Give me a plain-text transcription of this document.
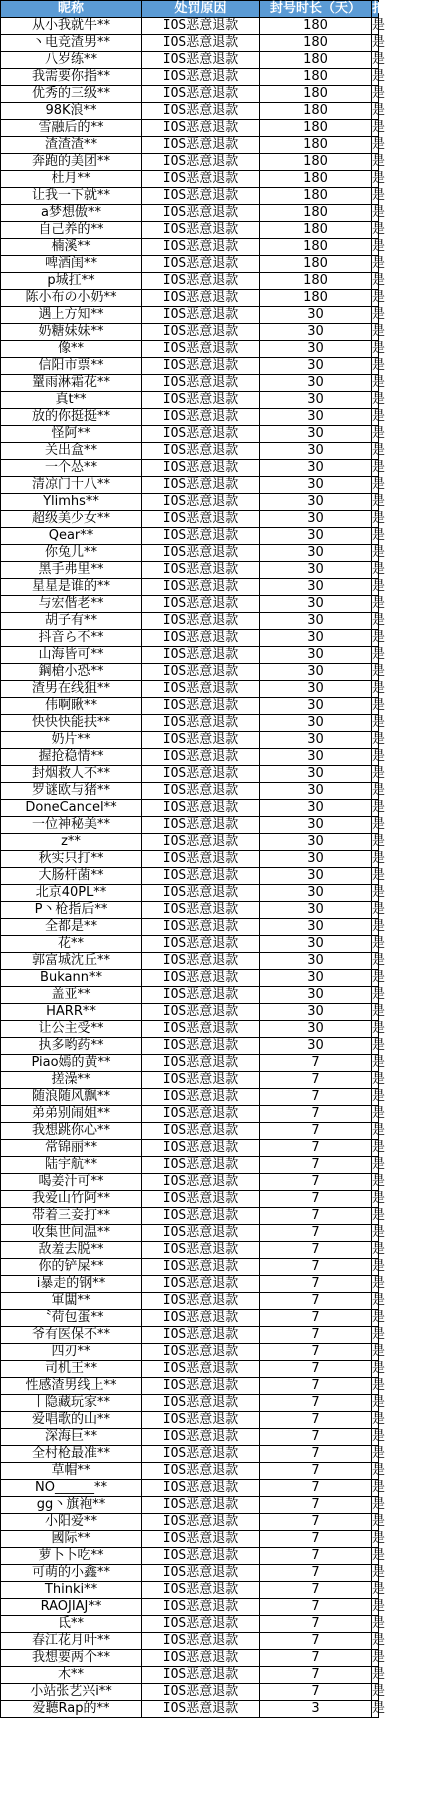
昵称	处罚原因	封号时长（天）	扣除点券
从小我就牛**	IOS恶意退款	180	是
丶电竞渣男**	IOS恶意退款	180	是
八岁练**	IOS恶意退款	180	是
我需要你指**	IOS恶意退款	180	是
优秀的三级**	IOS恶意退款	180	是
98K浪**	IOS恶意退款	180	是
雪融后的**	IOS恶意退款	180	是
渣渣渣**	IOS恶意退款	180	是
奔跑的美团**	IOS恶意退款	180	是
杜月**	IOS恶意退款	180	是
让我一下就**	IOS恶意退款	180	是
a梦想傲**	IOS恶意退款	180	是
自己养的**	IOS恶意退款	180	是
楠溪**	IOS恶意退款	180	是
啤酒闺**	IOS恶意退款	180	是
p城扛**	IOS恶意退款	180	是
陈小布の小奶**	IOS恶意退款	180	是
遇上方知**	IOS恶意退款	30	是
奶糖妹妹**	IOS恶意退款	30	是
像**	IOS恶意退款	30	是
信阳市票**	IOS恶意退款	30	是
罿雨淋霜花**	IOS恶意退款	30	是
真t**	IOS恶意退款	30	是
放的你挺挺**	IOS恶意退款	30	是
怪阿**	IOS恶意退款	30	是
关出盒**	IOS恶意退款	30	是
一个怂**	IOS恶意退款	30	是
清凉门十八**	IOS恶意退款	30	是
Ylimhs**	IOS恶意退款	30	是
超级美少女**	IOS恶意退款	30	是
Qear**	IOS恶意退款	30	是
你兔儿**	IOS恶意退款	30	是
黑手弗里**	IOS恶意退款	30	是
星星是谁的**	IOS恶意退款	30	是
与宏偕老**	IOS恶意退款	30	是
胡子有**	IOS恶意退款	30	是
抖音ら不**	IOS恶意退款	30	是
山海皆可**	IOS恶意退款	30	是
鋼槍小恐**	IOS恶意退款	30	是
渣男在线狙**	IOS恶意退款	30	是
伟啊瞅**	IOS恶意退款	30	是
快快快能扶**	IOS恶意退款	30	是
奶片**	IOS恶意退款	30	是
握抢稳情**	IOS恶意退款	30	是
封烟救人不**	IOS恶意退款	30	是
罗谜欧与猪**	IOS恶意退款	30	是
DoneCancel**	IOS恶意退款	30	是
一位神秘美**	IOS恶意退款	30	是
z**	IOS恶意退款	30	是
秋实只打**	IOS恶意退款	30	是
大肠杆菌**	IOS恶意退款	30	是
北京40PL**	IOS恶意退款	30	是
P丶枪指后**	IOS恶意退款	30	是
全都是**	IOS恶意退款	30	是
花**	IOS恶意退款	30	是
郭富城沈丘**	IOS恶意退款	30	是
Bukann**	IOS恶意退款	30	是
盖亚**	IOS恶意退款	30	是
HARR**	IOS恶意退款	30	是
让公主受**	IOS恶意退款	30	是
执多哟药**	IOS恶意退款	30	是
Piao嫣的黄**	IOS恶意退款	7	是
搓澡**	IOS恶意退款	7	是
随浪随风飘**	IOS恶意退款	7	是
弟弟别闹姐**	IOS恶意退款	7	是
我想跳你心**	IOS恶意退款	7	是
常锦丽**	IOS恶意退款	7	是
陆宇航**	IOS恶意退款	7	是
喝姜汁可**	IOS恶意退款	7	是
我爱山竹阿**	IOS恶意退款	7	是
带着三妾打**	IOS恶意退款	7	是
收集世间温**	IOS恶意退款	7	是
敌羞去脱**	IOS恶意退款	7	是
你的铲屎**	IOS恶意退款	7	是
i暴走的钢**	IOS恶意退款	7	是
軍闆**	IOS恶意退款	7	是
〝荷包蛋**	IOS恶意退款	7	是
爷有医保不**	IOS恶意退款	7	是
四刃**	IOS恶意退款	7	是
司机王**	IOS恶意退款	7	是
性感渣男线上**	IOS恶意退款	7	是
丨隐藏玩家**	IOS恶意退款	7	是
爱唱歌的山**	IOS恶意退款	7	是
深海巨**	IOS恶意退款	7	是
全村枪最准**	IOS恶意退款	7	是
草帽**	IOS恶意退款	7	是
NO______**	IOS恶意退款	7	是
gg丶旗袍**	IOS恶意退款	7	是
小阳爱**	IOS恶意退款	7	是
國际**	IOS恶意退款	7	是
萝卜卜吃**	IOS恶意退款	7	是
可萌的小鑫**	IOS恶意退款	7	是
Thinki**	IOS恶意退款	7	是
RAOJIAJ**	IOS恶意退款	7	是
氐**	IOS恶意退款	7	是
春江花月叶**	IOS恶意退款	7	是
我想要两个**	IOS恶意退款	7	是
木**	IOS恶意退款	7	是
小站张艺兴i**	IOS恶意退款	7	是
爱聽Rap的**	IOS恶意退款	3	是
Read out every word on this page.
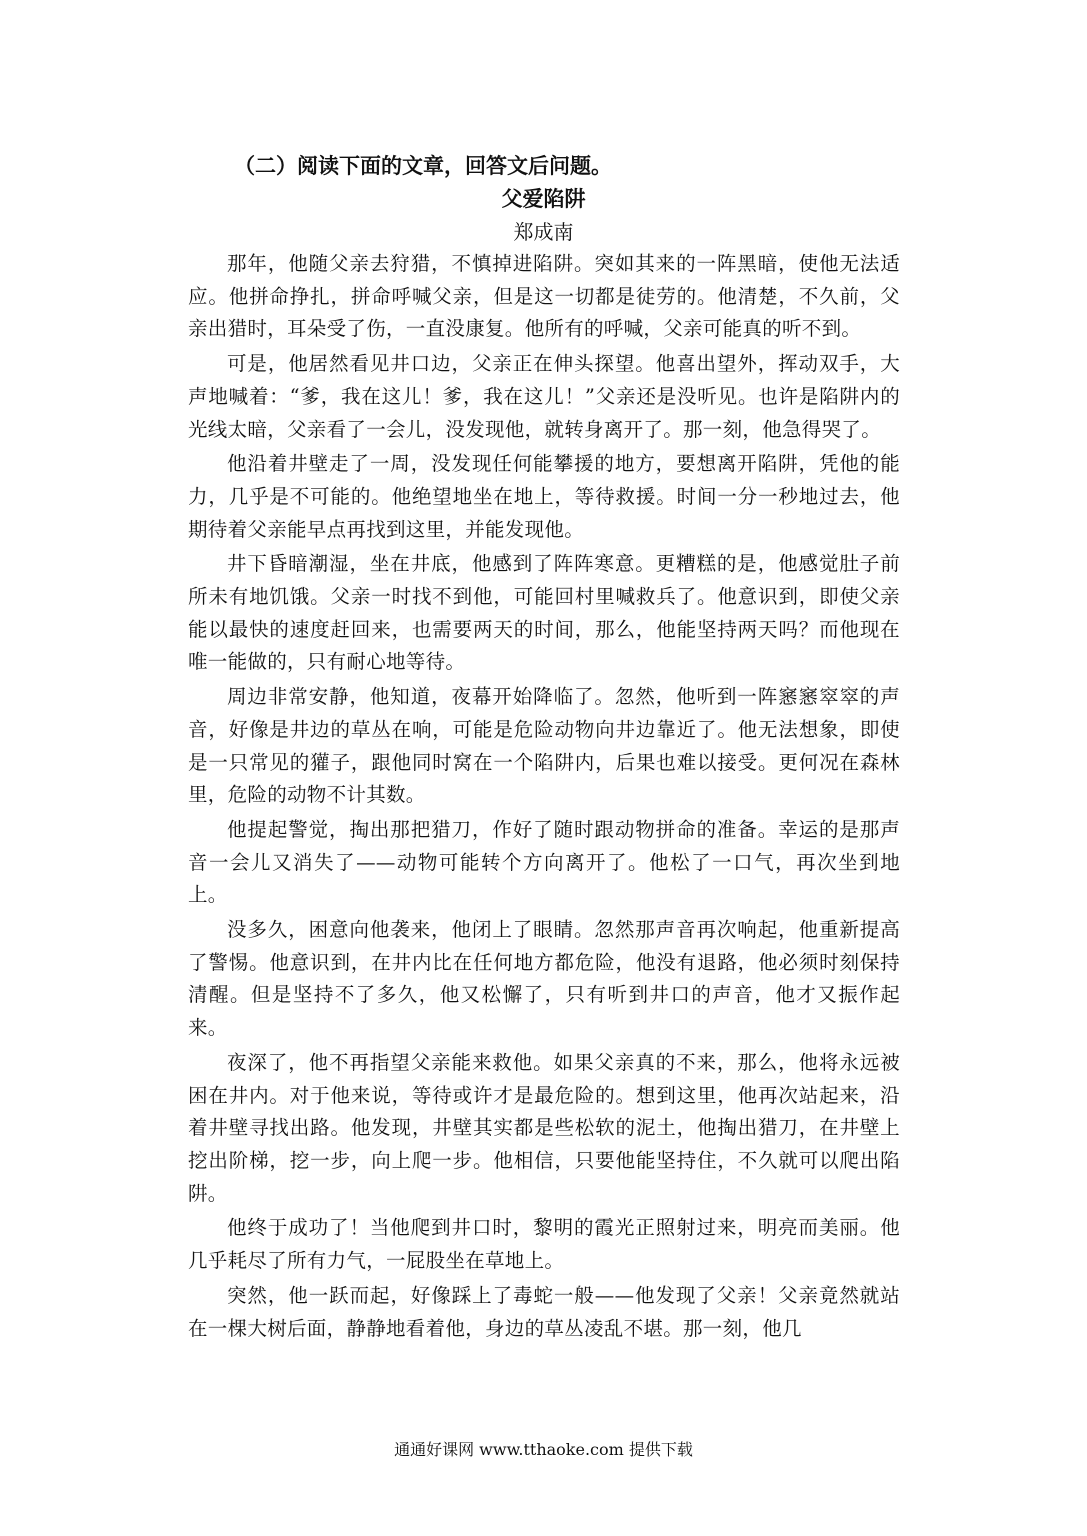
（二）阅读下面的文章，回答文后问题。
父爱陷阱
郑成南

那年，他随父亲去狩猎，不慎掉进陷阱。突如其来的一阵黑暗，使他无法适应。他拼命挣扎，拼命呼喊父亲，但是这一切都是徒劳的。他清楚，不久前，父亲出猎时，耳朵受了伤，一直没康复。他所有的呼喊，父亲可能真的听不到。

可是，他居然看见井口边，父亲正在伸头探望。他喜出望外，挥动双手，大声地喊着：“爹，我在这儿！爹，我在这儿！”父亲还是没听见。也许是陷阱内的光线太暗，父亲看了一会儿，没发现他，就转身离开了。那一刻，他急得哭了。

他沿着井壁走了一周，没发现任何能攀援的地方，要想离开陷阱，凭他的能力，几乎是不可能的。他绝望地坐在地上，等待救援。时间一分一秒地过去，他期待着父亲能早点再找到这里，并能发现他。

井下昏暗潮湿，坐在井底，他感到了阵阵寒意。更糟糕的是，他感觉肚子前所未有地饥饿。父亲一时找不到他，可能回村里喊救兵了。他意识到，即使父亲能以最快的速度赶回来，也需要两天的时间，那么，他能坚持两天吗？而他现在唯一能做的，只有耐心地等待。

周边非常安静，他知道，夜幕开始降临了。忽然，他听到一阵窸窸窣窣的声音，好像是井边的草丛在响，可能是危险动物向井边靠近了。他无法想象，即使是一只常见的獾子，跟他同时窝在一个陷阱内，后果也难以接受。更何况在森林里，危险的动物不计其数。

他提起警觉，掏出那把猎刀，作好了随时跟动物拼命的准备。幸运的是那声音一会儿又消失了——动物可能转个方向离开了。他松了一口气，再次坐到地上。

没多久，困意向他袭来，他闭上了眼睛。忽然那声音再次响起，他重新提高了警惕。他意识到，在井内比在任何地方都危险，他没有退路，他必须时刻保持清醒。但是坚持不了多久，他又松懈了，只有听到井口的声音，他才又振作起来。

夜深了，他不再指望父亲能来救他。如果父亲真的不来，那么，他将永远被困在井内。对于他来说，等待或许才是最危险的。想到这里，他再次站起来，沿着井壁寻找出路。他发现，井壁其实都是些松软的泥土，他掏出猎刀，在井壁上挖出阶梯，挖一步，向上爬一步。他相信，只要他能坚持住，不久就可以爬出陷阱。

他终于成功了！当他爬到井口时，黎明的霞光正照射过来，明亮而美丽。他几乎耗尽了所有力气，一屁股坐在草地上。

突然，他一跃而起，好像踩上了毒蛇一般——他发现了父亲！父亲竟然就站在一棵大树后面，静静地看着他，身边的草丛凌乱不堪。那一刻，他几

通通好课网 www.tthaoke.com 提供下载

------------

▸ **What the task asks**
Where a line in the material above holds "他意识到", copy that line.

▸ **Problem solution**
井下昏暗潮湿，坐在井底，他感到了阵阵寒意。更糟糕的是，他感觉肚子前所未有地饥饿。父亲一时找不到他，可能回村里喊救兵了。他意识到，即使父亲能以最快的速度赶回来，也需要两天的时间，那么，他能坚持两天吗？而他现在唯一能做的，只有耐心地等待。
没多久，困意向他袭来，他闭上了眼睛。忽然那声音再次响起，他重新提高了警惕。他意识到，在井内比在任何地方都危险，他没有退路，他必须时刻保持清醒。但是坚持不了多久，他又松懈了，只有听到井口的声音，他才又振作起来。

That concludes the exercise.